• **Problem**: Retype every entry exactly, character for character.

• **Data shown**:
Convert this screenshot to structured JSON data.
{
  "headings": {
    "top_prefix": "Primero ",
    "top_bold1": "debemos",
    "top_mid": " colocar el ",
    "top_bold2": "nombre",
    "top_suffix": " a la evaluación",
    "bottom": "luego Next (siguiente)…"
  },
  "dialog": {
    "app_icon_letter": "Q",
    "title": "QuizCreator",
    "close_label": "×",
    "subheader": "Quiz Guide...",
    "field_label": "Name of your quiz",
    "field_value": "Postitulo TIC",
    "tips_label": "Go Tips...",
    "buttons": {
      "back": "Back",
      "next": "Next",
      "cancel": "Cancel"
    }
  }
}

• **Result of the exercise**:
Convert this screenshot to structured JSON data.
{
  "headings": {
    "top_prefix": "Primero ",
    "top_bold1": "debemos",
    "top_mid": " colocar el ",
    "top_bold2": "nombre",
    "top_suffix": " a la evaluación",
    "bottom": "luego Next (siguiente)…"
  },
  "dialog": {
    "app_icon_letter": "Q",
    "title": "QuizCreator",
    "close_label": "×",
    "subheader": "Quiz Guide...",
    "field_label": "Name of your quiz",
    "field_value": "Postitulo TIC",
    "tips_label": "Go Tips...",
    "buttons": {
      "back": "Back",
      "next": "Next",
      "cancel": "Cancel"
    }
  }
}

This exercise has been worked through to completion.